- [EXERCISE DESCRIPTION]:
Write each line out exactly, leaving none out.
+---+
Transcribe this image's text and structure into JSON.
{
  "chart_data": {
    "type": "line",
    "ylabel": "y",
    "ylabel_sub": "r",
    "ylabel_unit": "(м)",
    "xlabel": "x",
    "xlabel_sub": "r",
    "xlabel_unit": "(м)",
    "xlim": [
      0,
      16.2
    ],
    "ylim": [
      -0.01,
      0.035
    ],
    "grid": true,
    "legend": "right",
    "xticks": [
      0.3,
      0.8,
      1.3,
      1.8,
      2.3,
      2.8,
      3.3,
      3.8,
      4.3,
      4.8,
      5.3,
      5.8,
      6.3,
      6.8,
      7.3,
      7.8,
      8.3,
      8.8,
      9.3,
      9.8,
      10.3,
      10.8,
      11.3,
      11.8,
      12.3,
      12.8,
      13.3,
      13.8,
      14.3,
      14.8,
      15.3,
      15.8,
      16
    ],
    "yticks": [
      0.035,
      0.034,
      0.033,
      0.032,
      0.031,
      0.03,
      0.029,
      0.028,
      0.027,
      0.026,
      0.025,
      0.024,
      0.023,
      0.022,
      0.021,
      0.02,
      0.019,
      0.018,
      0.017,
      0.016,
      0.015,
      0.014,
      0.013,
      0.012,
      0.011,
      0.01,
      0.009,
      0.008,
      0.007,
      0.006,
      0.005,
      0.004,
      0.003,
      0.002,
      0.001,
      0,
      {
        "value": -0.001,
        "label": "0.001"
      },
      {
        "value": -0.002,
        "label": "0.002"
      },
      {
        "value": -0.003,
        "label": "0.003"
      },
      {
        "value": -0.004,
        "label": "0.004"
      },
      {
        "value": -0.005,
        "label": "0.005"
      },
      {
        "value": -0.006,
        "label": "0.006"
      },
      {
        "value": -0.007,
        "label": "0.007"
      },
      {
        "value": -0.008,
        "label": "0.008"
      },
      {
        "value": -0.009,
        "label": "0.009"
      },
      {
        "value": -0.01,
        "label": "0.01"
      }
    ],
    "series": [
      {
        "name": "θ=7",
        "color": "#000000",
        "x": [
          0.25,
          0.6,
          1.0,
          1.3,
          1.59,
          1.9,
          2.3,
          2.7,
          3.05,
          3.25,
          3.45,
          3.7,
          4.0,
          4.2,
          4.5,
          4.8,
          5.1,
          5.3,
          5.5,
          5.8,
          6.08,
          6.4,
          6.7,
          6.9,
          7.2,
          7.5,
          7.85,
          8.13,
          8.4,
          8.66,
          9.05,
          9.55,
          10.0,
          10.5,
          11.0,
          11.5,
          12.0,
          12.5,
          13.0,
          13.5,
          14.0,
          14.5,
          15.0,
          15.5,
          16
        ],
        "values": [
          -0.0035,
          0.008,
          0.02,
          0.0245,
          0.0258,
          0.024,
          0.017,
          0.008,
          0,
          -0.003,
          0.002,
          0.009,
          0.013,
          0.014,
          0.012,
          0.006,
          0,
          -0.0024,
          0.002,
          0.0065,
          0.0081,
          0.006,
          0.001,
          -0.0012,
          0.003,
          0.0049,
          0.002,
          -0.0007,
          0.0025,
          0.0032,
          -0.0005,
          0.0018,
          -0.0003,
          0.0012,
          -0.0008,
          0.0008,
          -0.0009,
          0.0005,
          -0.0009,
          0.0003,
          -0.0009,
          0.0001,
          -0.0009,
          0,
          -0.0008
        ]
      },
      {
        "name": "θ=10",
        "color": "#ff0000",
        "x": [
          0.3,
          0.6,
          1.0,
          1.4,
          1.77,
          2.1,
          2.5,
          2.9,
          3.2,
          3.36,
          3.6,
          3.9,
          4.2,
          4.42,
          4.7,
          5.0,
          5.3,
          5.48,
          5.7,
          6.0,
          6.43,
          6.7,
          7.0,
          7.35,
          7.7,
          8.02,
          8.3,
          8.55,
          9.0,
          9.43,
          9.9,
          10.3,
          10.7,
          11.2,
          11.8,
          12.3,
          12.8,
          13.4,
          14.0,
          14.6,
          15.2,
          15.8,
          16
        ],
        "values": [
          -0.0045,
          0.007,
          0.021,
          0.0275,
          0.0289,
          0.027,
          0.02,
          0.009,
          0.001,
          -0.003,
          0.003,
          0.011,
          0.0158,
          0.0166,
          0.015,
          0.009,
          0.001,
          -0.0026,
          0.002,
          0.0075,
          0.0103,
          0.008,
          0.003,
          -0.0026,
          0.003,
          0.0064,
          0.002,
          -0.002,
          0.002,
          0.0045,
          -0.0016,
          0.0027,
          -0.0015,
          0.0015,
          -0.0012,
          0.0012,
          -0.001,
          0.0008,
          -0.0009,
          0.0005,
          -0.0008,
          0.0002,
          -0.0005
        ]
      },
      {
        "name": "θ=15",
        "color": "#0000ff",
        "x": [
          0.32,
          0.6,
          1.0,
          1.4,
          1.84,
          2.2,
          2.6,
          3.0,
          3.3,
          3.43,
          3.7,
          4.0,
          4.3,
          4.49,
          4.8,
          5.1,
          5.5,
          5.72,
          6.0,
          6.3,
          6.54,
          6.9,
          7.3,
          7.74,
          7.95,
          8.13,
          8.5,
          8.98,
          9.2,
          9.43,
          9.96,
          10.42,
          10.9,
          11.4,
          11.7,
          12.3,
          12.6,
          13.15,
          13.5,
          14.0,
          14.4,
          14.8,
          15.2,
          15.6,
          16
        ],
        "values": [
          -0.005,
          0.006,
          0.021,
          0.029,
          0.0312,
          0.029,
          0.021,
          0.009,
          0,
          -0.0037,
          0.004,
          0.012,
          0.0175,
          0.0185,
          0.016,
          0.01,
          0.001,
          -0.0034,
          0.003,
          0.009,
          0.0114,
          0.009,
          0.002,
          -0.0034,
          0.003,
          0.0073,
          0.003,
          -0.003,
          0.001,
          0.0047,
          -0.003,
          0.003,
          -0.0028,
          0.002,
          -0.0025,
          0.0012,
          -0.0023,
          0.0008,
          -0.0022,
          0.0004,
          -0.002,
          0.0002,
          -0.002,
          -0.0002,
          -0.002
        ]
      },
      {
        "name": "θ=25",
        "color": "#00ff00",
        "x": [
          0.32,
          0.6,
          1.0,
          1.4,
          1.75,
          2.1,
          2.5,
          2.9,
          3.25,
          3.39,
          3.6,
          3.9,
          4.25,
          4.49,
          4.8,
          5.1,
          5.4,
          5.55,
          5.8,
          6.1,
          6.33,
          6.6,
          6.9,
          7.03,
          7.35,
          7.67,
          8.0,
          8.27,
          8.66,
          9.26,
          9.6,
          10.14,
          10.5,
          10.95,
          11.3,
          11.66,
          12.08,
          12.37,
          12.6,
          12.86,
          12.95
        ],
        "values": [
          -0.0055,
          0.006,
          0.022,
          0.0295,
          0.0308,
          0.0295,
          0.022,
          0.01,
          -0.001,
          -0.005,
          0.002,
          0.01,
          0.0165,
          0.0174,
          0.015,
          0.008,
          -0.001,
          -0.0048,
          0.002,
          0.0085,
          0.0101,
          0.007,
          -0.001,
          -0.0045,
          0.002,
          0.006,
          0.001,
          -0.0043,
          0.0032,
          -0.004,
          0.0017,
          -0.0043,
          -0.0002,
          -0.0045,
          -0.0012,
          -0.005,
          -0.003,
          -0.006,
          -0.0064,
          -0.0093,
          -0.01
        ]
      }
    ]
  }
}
+---+
- [SOLUTION BELOW]:
Transcribe this image's text and structure into JSON.
{
  "chart_data": {
    "type": "line",
    "ylabel": "y",
    "ylabel_sub": "r",
    "ylabel_unit": "(м)",
    "xlabel": "x",
    "xlabel_sub": "r",
    "xlabel_unit": "(м)",
    "xlim": [
      0,
      16.2
    ],
    "ylim": [
      -0.01,
      0.035
    ],
    "grid": true,
    "legend": "right",
    "xticks": [
      0.3,
      0.8,
      1.3,
      1.8,
      2.3,
      2.8,
      3.3,
      3.8,
      4.3,
      4.8,
      5.3,
      5.8,
      6.3,
      6.8,
      7.3,
      7.8,
      8.3,
      8.8,
      9.3,
      9.8,
      10.3,
      10.8,
      11.3,
      11.8,
      12.3,
      12.8,
      13.3,
      13.8,
      14.3,
      14.8,
      15.3,
      15.8,
      16
    ],
    "yticks": [
      0.035,
      0.034,
      0.033,
      0.032,
      0.031,
      0.03,
      0.029,
      0.028,
      0.027,
      0.026,
      0.025,
      0.024,
      0.023,
      0.022,
      0.021,
      0.02,
      0.019,
      0.018,
      0.017,
      0.016,
      0.015,
      0.014,
      0.013,
      0.012,
      0.011,
      0.01,
      0.009,
      0.008,
      0.007,
      0.006,
      0.005,
      0.004,
      0.003,
      0.002,
      0.001,
      0,
      {
        "value": -0.001,
        "label": "0.001"
      },
      {
        "value": -0.002,
        "label": "0.002"
      },
      {
        "value": -0.003,
        "label": "0.003"
      },
      {
        "value": -0.004,
        "label": "0.004"
      },
      {
        "value": -0.005,
        "label": "0.005"
      },
      {
        "value": -0.006,
        "label": "0.006"
      },
      {
        "value": -0.007,
        "label": "0.007"
      },
      {
        "value": -0.008,
        "label": "0.008"
      },
      {
        "value": -0.009,
        "label": "0.009"
      },
      {
        "value": -0.01,
        "label": "0.01"
      }
    ],
    "series": [
      {
        "name": "θ=7",
        "color": "#000000",
        "x": [
          0.25,
          0.6,
          1.0,
          1.3,
          1.59,
          1.9,
          2.3,
          2.7,
          3.05,
          3.25,
          3.45,
          3.7,
          4.0,
          4.2,
          4.5,
          4.8,
          5.1,
          5.3,
          5.5,
          5.8,
          6.08,
          6.4,
          6.7,
          6.9,
          7.2,
          7.5,
          7.85,
          8.13,
          8.4,
          8.66,
          9.05,
          9.55,
          10.0,
          10.5,
          11.0,
          11.5,
          12.0,
          12.5,
          13.0,
          13.5,
          14.0,
          14.5,
          15.0,
          15.5,
          16
        ],
        "values": [
          -0.0035,
          0.008,
          0.02,
          0.0245,
          0.0258,
          0.024,
          0.017,
          0.008,
          0,
          -0.003,
          0.002,
          0.009,
          0.013,
          0.014,
          0.012,
          0.006,
          0,
          -0.0024,
          0.002,
          0.0065,
          0.0081,
          0.006,
          0.001,
          -0.0012,
          0.003,
          0.0049,
          0.002,
          -0.0007,
          0.0025,
          0.0032,
          -0.0005,
          0.0018,
          -0.0003,
          0.0012,
          -0.0008,
          0.0008,
          -0.0009,
          0.0005,
          -0.0009,
          0.0003,
          -0.0009,
          0.0001,
          -0.0009,
          0,
          -0.0008
        ]
      },
      {
        "name": "θ=10",
        "color": "#ff0000",
        "x": [
          0.3,
          0.6,
          1.0,
          1.4,
          1.77,
          2.1,
          2.5,
          2.9,
          3.2,
          3.36,
          3.6,
          3.9,
          4.2,
          4.42,
          4.7,
          5.0,
          5.3,
          5.48,
          5.7,
          6.0,
          6.43,
          6.7,
          7.0,
          7.35,
          7.7,
          8.02,
          8.3,
          8.55,
          9.0,
          9.43,
          9.9,
          10.3,
          10.7,
          11.2,
          11.8,
          12.3,
          12.8,
          13.4,
          14.0,
          14.6,
          15.2,
          15.8,
          16
        ],
        "values": [
          -0.0045,
          0.007,
          0.021,
          0.0275,
          0.0289,
          0.027,
          0.02,
          0.009,
          0.001,
          -0.003,
          0.003,
          0.011,
          0.0158,
          0.0166,
          0.015,
          0.009,
          0.001,
          -0.0026,
          0.002,
          0.0075,
          0.0103,
          0.008,
          0.003,
          -0.0026,
          0.003,
          0.0064,
          0.002,
          -0.002,
          0.002,
          0.0045,
          -0.0016,
          0.0027,
          -0.0015,
          0.0015,
          -0.0012,
          0.0012,
          -0.001,
          0.0008,
          -0.0009,
          0.0005,
          -0.0008,
          0.0002,
          -0.0005
        ]
      },
      {
        "name": "θ=15",
        "color": "#0000ff",
        "x": [
          0.32,
          0.6,
          1.0,
          1.4,
          1.84,
          2.2,
          2.6,
          3.0,
          3.3,
          3.43,
          3.7,
          4.0,
          4.3,
          4.49,
          4.8,
          5.1,
          5.5,
          5.72,
          6.0,
          6.3,
          6.54,
          6.9,
          7.3,
          7.74,
          7.95,
          8.13,
          8.5,
          8.98,
          9.2,
          9.43,
          9.96,
          10.42,
          10.9,
          11.4,
          11.7,
          12.3,
          12.6,
          13.15,
          13.5,
          14.0,
          14.4,
          14.8,
          15.2,
          15.6,
          16
        ],
        "values": [
          -0.005,
          0.006,
          0.021,
          0.029,
          0.0312,
          0.029,
          0.021,
          0.009,
          0,
          -0.0037,
          0.004,
          0.012,
          0.0175,
          0.0185,
          0.016,
          0.01,
          0.001,
          -0.0034,
          0.003,
          0.009,
          0.0114,
          0.009,
          0.002,
          -0.0034,
          0.003,
          0.0073,
          0.003,
          -0.003,
          0.001,
          0.0047,
          -0.003,
          0.003,
          -0.0028,
          0.002,
          -0.0025,
          0.0012,
          -0.0023,
          0.0008,
          -0.0022,
          0.0004,
          -0.002,
          0.0002,
          -0.002,
          -0.0002,
          -0.002
        ]
      },
      {
        "name": "θ=25",
        "color": "#00ff00",
        "x": [
          0.32,
          0.6,
          1.0,
          1.4,
          1.75,
          2.1,
          2.5,
          2.9,
          3.25,
          3.39,
          3.6,
          3.9,
          4.25,
          4.49,
          4.8,
          5.1,
          5.4,
          5.55,
          5.8,
          6.1,
          6.33,
          6.6,
          6.9,
          7.03,
          7.35,
          7.67,
          8.0,
          8.27,
          8.66,
          9.26,
          9.6,
          10.14,
          10.5,
          10.95,
          11.3,
          11.66,
          12.08,
          12.37,
          12.6,
          12.86,
          12.95
        ],
        "values": [
          -0.0055,
          0.006,
          0.022,
          0.0295,
          0.0308,
          0.0295,
          0.022,
          0.01,
          -0.001,
          -0.005,
          0.002,
          0.01,
          0.0165,
          0.0174,
          0.015,
          0.008,
          -0.001,
          -0.0048,
          0.002,
          0.0085,
          0.0101,
          0.007,
          -0.001,
          -0.0045,
          0.002,
          0.006,
          0.001,
          -0.0043,
          0.0032,
          -0.004,
          0.0017,
          -0.0043,
          -0.0002,
          -0.0045,
          -0.0012,
          -0.005,
          -0.003,
          -0.006,
          -0.0064,
          -0.0093,
          -0.01
        ]
      }
    ]
  }
}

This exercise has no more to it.